Leave out the pictures and return every entry exactly as it appears.

§ §

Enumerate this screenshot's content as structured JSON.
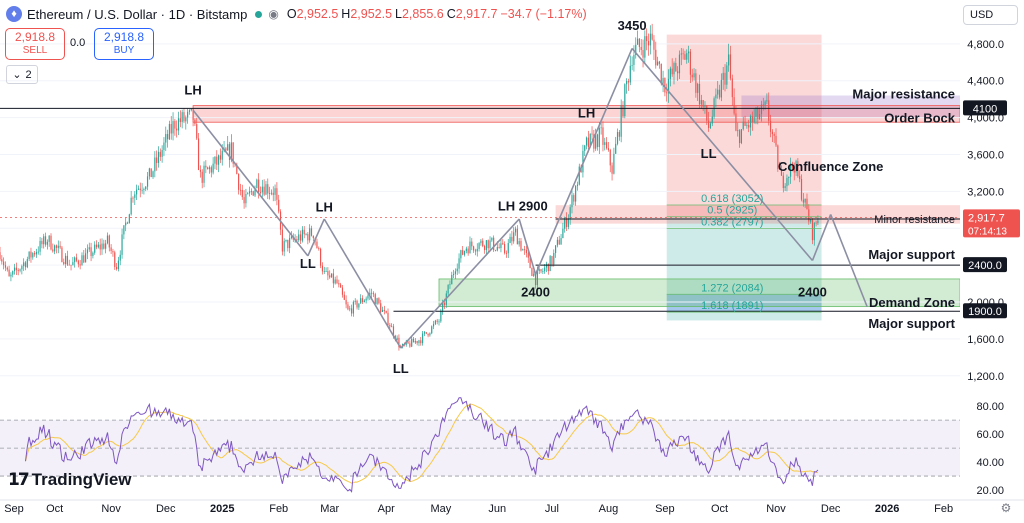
{
  "header": {
    "title": "Ethereum / U.S. Dollar · 1D · Bitstamp",
    "ohlc": [
      {
        "k": "O",
        "v": "2,952.5"
      },
      {
        "k": "H",
        "v": "2,952.5"
      },
      {
        "k": "L",
        "v": "2,855.6"
      },
      {
        "k": "C",
        "v": "2,917.7"
      }
    ],
    "change": "−34.7 (−1.17%)"
  },
  "trade": {
    "sell_price": "2,918.8",
    "sell_label": "SELL",
    "spread": "0.0",
    "buy_price": "2,918.8",
    "buy_label": "BUY"
  },
  "indicator_count": "2",
  "currency": "USD",
  "branding": "TradingView",
  "colors": {
    "up": "#26a69a",
    "down": "#ef5350",
    "accent": "#2962ff",
    "rsi": "#7e57c2"
  },
  "chart_data": {
    "type": "candlestick",
    "symbol": "ETH/USD",
    "timeframe": "1D",
    "y_axis": {
      "ticks": [
        "1,200.0",
        "1,600.0",
        "2,000.0",
        "2,400.0",
        "2,800.0",
        "3,200.0",
        "3,600.0",
        "4,000.0",
        "4,400.0",
        "4,800.0"
      ],
      "tick_values": [
        1200,
        1600,
        2000,
        2400,
        2800,
        3200,
        3600,
        4000,
        4400,
        4800
      ],
      "range": [
        1100,
        4950
      ]
    },
    "x_axis": {
      "labels": [
        "Sep",
        "Oct",
        "Nov",
        "Dec",
        "2025",
        "Feb",
        "Mar",
        "Apr",
        "May",
        "Jun",
        "Jul",
        "Aug",
        "Sep",
        "Oct",
        "Nov",
        "Dec",
        "2026",
        "Feb"
      ],
      "start": "2024-09-01",
      "end": "2026-02-10"
    },
    "price_path": [
      [
        "2024-09-01",
        2540
      ],
      [
        "2024-09-06",
        2250
      ],
      [
        "2024-09-20",
        2550
      ],
      [
        "2024-09-27",
        2680
      ],
      [
        "2024-10-10",
        2400
      ],
      [
        "2024-10-30",
        2650
      ],
      [
        "2024-11-04",
        2400
      ],
      [
        "2024-11-13",
        3200
      ],
      [
        "2024-11-22",
        3350
      ],
      [
        "2024-12-06",
        3950
      ],
      [
        "2024-12-16",
        4000
      ],
      [
        "2024-12-20",
        3350
      ],
      [
        "2025-01-06",
        3650
      ],
      [
        "2025-01-13",
        3050
      ],
      [
        "2025-01-20",
        3300
      ],
      [
        "2025-01-30",
        3200
      ],
      [
        "2025-02-03",
        2600
      ],
      [
        "2025-02-12",
        2700
      ],
      [
        "2025-02-20",
        2750
      ],
      [
        "2025-02-26",
        2300
      ],
      [
        "2025-03-05",
        2200
      ],
      [
        "2025-03-11",
        1900
      ],
      [
        "2025-03-24",
        2100
      ],
      [
        "2025-04-02",
        1800
      ],
      [
        "2025-04-09",
        1500
      ],
      [
        "2025-04-20",
        1600
      ],
      [
        "2025-04-30",
        1800
      ],
      [
        "2025-05-09",
        2400
      ],
      [
        "2025-05-15",
        2600
      ],
      [
        "2025-05-27",
        2650
      ],
      [
        "2025-06-05",
        2550
      ],
      [
        "2025-06-11",
        2750
      ],
      [
        "2025-06-22",
        2250
      ],
      [
        "2025-07-01",
        2450
      ],
      [
        "2025-07-10",
        2950
      ],
      [
        "2025-07-20",
        3700
      ],
      [
        "2025-07-28",
        3800
      ],
      [
        "2025-08-03",
        3450
      ],
      [
        "2025-08-14",
        4700
      ],
      [
        "2025-08-24",
        4850
      ],
      [
        "2025-09-01",
        4350
      ],
      [
        "2025-09-13",
        4700
      ],
      [
        "2025-09-25",
        3900
      ],
      [
        "2025-10-06",
        4600
      ],
      [
        "2025-10-10",
        3800
      ],
      [
        "2025-10-27",
        4100
      ],
      [
        "2025-11-04",
        3300
      ],
      [
        "2025-11-11",
        3500
      ],
      [
        "2025-11-21",
        2750
      ],
      [
        "2025-11-24",
        2917.7
      ]
    ],
    "current_price": 2917.7,
    "current_price_label": "2,917.7",
    "countdown": "07:14:13",
    "horizontal_levels": [
      {
        "label": "Major resistance",
        "value": 4100,
        "tag": "4100"
      },
      {
        "label": "Major support",
        "value": 2400,
        "tag": "2400.0"
      },
      {
        "label": "Major support",
        "value": 1900,
        "tag": "1900.0"
      },
      {
        "label": "Minor resistance",
        "value": 2900,
        "tag": "2900.0"
      }
    ],
    "zones": [
      {
        "label": "Order Bock",
        "from": 3950,
        "to": 4130
      },
      {
        "label": "Demand Zone",
        "from": 1950,
        "to": 2250
      }
    ],
    "fibonacci": [
      {
        "ratio": "0.618",
        "price": "(3052)",
        "value": 3052
      },
      {
        "ratio": "0.5",
        "price": "(2925)",
        "value": 2925
      },
      {
        "ratio": "0.382",
        "price": "(2797)",
        "value": 2797
      },
      {
        "ratio": "1.272",
        "price": "(2084)",
        "value": 2084
      },
      {
        "ratio": "1.618",
        "price": "(1891)",
        "value": 1891
      }
    ],
    "annotations": [
      {
        "text": "LH",
        "date": "2024-12-16",
        "price": 4250
      },
      {
        "text": "LL",
        "date": "2025-02-17",
        "price": 2370
      },
      {
        "text": "LH",
        "date": "2025-02-26",
        "price": 2980
      },
      {
        "text": "LL",
        "date": "2025-04-09",
        "price": 1230
      },
      {
        "text": "LH 2900",
        "date": "2025-06-15",
        "price": 2990
      },
      {
        "text": "2400",
        "date": "2025-06-22",
        "price": 2060
      },
      {
        "text": "LH",
        "date": "2025-07-20",
        "price": 4000
      },
      {
        "text": "3450",
        "date": "2025-08-14",
        "price": 4950
      },
      {
        "text": "LL",
        "date": "2025-09-25",
        "price": 3560
      },
      {
        "text": "2400",
        "date": "2025-11-21",
        "price": 2060
      },
      {
        "text": "Confluence Zone",
        "date": "2025-12-01",
        "price": 3420
      }
    ],
    "rsi": {
      "ticks": [
        "20.00",
        "40.00",
        "60.00",
        "80.00"
      ],
      "tick_values": [
        20,
        40,
        60,
        80
      ],
      "range": [
        15,
        88
      ],
      "levels": [
        70,
        50,
        30
      ]
    }
  }
}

§ §

PROBLEM SOLUTION>
Enumerate this screenshot's content as structured JSON.
{
  "header": {
    "title": "Ethereum / U.S. Dollar · 1D · Bitstamp",
    "ohlc": [
      {
        "k": "O",
        "v": "2,952.5"
      },
      {
        "k": "H",
        "v": "2,952.5"
      },
      {
        "k": "L",
        "v": "2,855.6"
      },
      {
        "k": "C",
        "v": "2,917.7"
      }
    ],
    "change": "−34.7 (−1.17%)"
  },
  "trade": {
    "sell_price": "2,918.8",
    "sell_label": "SELL",
    "spread": "0.0",
    "buy_price": "2,918.8",
    "buy_label": "BUY"
  },
  "indicator_count": "2",
  "currency": "USD",
  "branding": "TradingView",
  "colors": {
    "up": "#26a69a",
    "down": "#ef5350",
    "accent": "#2962ff",
    "rsi": "#7e57c2"
  },
  "chart_data": {
    "type": "candlestick",
    "symbol": "ETH/USD",
    "timeframe": "1D",
    "y_axis": {
      "ticks": [
        "1,200.0",
        "1,600.0",
        "2,000.0",
        "2,400.0",
        "2,800.0",
        "3,200.0",
        "3,600.0",
        "4,000.0",
        "4,400.0",
        "4,800.0"
      ],
      "tick_values": [
        1200,
        1600,
        2000,
        2400,
        2800,
        3200,
        3600,
        4000,
        4400,
        4800
      ],
      "range": [
        1100,
        4950
      ]
    },
    "x_axis": {
      "labels": [
        "Sep",
        "Oct",
        "Nov",
        "Dec",
        "2025",
        "Feb",
        "Mar",
        "Apr",
        "May",
        "Jun",
        "Jul",
        "Aug",
        "Sep",
        "Oct",
        "Nov",
        "Dec",
        "2026",
        "Feb"
      ],
      "start": "2024-09-01",
      "end": "2026-02-10"
    },
    "price_path": [
      [
        "2024-09-01",
        2540
      ],
      [
        "2024-09-06",
        2250
      ],
      [
        "2024-09-20",
        2550
      ],
      [
        "2024-09-27",
        2680
      ],
      [
        "2024-10-10",
        2400
      ],
      [
        "2024-10-30",
        2650
      ],
      [
        "2024-11-04",
        2400
      ],
      [
        "2024-11-13",
        3200
      ],
      [
        "2024-11-22",
        3350
      ],
      [
        "2024-12-06",
        3950
      ],
      [
        "2024-12-16",
        4000
      ],
      [
        "2024-12-20",
        3350
      ],
      [
        "2025-01-06",
        3650
      ],
      [
        "2025-01-13",
        3050
      ],
      [
        "2025-01-20",
        3300
      ],
      [
        "2025-01-30",
        3200
      ],
      [
        "2025-02-03",
        2600
      ],
      [
        "2025-02-12",
        2700
      ],
      [
        "2025-02-20",
        2750
      ],
      [
        "2025-02-26",
        2300
      ],
      [
        "2025-03-05",
        2200
      ],
      [
        "2025-03-11",
        1900
      ],
      [
        "2025-03-24",
        2100
      ],
      [
        "2025-04-02",
        1800
      ],
      [
        "2025-04-09",
        1500
      ],
      [
        "2025-04-20",
        1600
      ],
      [
        "2025-04-30",
        1800
      ],
      [
        "2025-05-09",
        2400
      ],
      [
        "2025-05-15",
        2600
      ],
      [
        "2025-05-27",
        2650
      ],
      [
        "2025-06-05",
        2550
      ],
      [
        "2025-06-11",
        2750
      ],
      [
        "2025-06-22",
        2250
      ],
      [
        "2025-07-01",
        2450
      ],
      [
        "2025-07-10",
        2950
      ],
      [
        "2025-07-20",
        3700
      ],
      [
        "2025-07-28",
        3800
      ],
      [
        "2025-08-03",
        3450
      ],
      [
        "2025-08-14",
        4700
      ],
      [
        "2025-08-24",
        4850
      ],
      [
        "2025-09-01",
        4350
      ],
      [
        "2025-09-13",
        4700
      ],
      [
        "2025-09-25",
        3900
      ],
      [
        "2025-10-06",
        4600
      ],
      [
        "2025-10-10",
        3800
      ],
      [
        "2025-10-27",
        4100
      ],
      [
        "2025-11-04",
        3300
      ],
      [
        "2025-11-11",
        3500
      ],
      [
        "2025-11-21",
        2750
      ],
      [
        "2025-11-24",
        2917.7
      ]
    ],
    "current_price": 2917.7,
    "current_price_label": "2,917.7",
    "countdown": "07:14:13",
    "horizontal_levels": [
      {
        "label": "Major resistance",
        "value": 4100,
        "tag": "4100"
      },
      {
        "label": "Major support",
        "value": 2400,
        "tag": "2400.0"
      },
      {
        "label": "Major support",
        "value": 1900,
        "tag": "1900.0"
      },
      {
        "label": "Minor resistance",
        "value": 2900,
        "tag": "2900.0"
      }
    ],
    "zones": [
      {
        "label": "Order Bock",
        "from": 3950,
        "to": 4130
      },
      {
        "label": "Demand Zone",
        "from": 1950,
        "to": 2250
      }
    ],
    "fibonacci": [
      {
        "ratio": "0.618",
        "price": "(3052)",
        "value": 3052
      },
      {
        "ratio": "0.5",
        "price": "(2925)",
        "value": 2925
      },
      {
        "ratio": "0.382",
        "price": "(2797)",
        "value": 2797
      },
      {
        "ratio": "1.272",
        "price": "(2084)",
        "value": 2084
      },
      {
        "ratio": "1.618",
        "price": "(1891)",
        "value": 1891
      }
    ],
    "annotations": [
      {
        "text": "LH",
        "date": "2024-12-16",
        "price": 4250
      },
      {
        "text": "LL",
        "date": "2025-02-17",
        "price": 2370
      },
      {
        "text": "LH",
        "date": "2025-02-26",
        "price": 2980
      },
      {
        "text": "LL",
        "date": "2025-04-09",
        "price": 1230
      },
      {
        "text": "LH 2900",
        "date": "2025-06-15",
        "price": 2990
      },
      {
        "text": "2400",
        "date": "2025-06-22",
        "price": 2060
      },
      {
        "text": "LH",
        "date": "2025-07-20",
        "price": 4000
      },
      {
        "text": "3450",
        "date": "2025-08-14",
        "price": 4950
      },
      {
        "text": "LL",
        "date": "2025-09-25",
        "price": 3560
      },
      {
        "text": "2400",
        "date": "2025-11-21",
        "price": 2060
      },
      {
        "text": "Confluence Zone",
        "date": "2025-12-01",
        "price": 3420
      }
    ],
    "rsi": {
      "ticks": [
        "20.00",
        "40.00",
        "60.00",
        "80.00"
      ],
      "tick_values": [
        20,
        40,
        60,
        80
      ],
      "range": [
        15,
        88
      ],
      "levels": [
        70,
        50,
        30
      ]
    }
  }
}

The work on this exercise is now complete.